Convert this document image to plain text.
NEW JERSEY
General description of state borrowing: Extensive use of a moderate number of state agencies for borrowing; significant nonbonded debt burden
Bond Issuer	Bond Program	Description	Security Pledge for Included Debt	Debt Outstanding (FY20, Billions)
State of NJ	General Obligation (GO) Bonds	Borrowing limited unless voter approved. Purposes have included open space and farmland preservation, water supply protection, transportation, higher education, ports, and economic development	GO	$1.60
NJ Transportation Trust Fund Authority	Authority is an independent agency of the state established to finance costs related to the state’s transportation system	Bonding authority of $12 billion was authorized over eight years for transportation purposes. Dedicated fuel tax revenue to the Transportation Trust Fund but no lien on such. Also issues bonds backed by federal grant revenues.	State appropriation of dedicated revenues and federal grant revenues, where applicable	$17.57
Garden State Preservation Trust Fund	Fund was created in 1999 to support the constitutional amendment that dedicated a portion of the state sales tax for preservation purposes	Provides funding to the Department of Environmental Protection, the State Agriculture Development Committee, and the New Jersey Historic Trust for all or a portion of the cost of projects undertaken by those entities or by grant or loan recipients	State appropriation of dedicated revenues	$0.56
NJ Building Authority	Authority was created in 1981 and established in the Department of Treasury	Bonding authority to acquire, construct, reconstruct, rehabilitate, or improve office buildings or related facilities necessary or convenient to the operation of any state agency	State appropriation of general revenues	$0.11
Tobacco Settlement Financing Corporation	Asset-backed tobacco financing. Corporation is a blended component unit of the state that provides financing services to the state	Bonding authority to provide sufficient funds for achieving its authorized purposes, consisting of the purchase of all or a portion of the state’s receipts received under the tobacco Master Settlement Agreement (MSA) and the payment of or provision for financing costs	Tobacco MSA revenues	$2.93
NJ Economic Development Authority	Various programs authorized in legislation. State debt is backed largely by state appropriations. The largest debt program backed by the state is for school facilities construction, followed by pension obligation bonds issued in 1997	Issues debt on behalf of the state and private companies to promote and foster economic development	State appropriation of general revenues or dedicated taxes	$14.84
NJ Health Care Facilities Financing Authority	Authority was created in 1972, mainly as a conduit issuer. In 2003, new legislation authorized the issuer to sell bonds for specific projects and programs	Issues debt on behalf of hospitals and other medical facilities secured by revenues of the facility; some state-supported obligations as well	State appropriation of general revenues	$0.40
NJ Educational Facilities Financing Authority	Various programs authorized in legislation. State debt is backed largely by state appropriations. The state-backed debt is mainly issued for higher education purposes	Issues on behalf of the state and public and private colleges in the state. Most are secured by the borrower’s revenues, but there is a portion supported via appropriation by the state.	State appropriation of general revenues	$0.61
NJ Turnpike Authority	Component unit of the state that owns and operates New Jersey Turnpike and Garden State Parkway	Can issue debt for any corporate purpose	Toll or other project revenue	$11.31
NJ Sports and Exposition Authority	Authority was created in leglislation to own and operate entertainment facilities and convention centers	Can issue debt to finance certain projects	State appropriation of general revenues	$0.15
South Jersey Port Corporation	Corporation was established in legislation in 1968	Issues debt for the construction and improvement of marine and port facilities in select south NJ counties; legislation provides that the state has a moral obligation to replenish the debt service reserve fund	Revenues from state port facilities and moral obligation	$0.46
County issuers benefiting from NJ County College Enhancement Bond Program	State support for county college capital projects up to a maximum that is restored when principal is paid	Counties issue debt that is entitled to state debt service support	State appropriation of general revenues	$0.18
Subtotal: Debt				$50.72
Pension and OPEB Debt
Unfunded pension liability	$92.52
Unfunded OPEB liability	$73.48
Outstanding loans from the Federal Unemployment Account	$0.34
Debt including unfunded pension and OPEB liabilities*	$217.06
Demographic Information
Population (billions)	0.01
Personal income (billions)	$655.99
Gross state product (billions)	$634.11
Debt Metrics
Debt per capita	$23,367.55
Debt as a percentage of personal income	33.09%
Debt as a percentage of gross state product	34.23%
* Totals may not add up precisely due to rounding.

________________________

- _Instructions for the task_
Copy each line of the data exactly, leaving nothing out.

- _Output for this task_
Convert this document image to plain text.
NEW JERSEY
General description of state borrowing: Extensive use of a moderate number of state agencies for borrowing; significant nonbonded debt burden
Bond Issuer	Bond Program	Description	Security Pledge for Included Debt	Debt Outstanding (FY20, Billions)
State of NJ	General Obligation (GO) Bonds	Borrowing limited unless voter approved. Purposes have included open space and farmland preservation, water supply protection, transportation, higher education, ports, and economic development	GO	$1.60
NJ Transportation Trust Fund Authority	Authority is an independent agency of the state established to finance costs related to the state’s transportation system	Bonding authority of $12 billion was authorized over eight years for transportation purposes. Dedicated fuel tax revenue to the Transportation Trust Fund but no lien on such. Also issues bonds backed by federal grant revenues.	State appropriation of dedicated revenues and federal grant revenues, where applicable	$17.57
Garden State Preservation Trust Fund	Fund was created in 1999 to support the constitutional amendment that dedicated a portion of the state sales tax for preservation purposes	Provides funding to the Department of Environmental Protection, the State Agriculture Development Committee, and the New Jersey Historic Trust for all or a portion of the cost of projects undertaken by those entities or by grant or loan recipients	State appropriation of dedicated revenues	$0.56
NJ Building Authority	Authority was created in 1981 and established in the Department of Treasury	Bonding authority to acquire, construct, reconstruct, rehabilitate, or improve office buildings or related facilities necessary or convenient to the operation of any state agency	State appropriation of general revenues	$0.11
Tobacco Settlement Financing Corporation	Asset-backed tobacco financing. Corporation is a blended component unit of the state that provides financing services to the state	Bonding authority to provide sufficient funds for achieving its authorized purposes, consisting of the purchase of all or a portion of the state’s receipts received under the tobacco Master Settlement Agreement (MSA) and the payment of or provision for financing costs	Tobacco MSA revenues	$2.93
NJ Economic Development Authority	Various programs authorized in legislation. State debt is backed largely by state appropriations. The largest debt program backed by the state is for school facilities construction, followed by pension obligation bonds issued in 1997	Issues debt on behalf of the state and private companies to promote and foster economic development	State appropriation of general revenues or dedicated taxes	$14.84
NJ Health Care Facilities Financing Authority	Authority was created in 1972, mainly as a conduit issuer. In 2003, new legislation authorized the issuer to sell bonds for specific projects and programs	Issues debt on behalf of hospitals and other medical facilities secured by revenues of the facility; some state-supported obligations as well	State appropriation of general revenues	$0.40
NJ Educational Facilities Financing Authority	Various programs authorized in legislation. State debt is backed largely by state appropriations. The state-backed debt is mainly issued for higher education purposes	Issues on behalf of the state and public and private colleges in the state. Most are secured by the borrower’s revenues, but there is a portion supported via appropriation by the state.	State appropriation of general revenues	$0.61
NJ Turnpike Authority	Component unit of the state that owns and operates New Jersey Turnpike and Garden State Parkway	Can issue debt for any corporate purpose	Toll or other project revenue	$11.31
NJ Sports and Exposition Authority	Authority was created in leglislation to own and operate entertainment facilities and convention centers	Can issue debt to finance certain projects	State appropriation of general revenues	$0.15
South Jersey Port Corporation	Corporation was established in legislation in 1968	Issues debt for the construction and improvement of marine and port facilities in select south NJ counties; legislation provides that the state has a moral obligation to replenish the debt service reserve fund	Revenues from state port facilities and moral obligation	$0.46
County issuers benefiting from NJ County College Enhancement Bond Program	State support for county college capital projects up to a maximum that is restored when principal is paid	Counties issue debt that is entitled to state debt service support	State appropriation of general revenues	$0.18
Subtotal: Debt				$50.72
Pension and OPEB Debt
Unfunded pension liability	$92.52
Unfunded OPEB liability	$73.48
Outstanding loans from the Federal Unemployment Account	$0.34
Debt including unfunded pension and OPEB liabilities*	$217.06
Demographic Information
Population (billions)	0.01
Personal income (billions)	$655.99
Gross state product (billions)	$634.11
Debt Metrics
Debt per capita	$23,367.55
Debt as a percentage of personal income	33.09%
Debt as a percentage of gross state product	34.23%
* Totals may not add up precisely due to rounding.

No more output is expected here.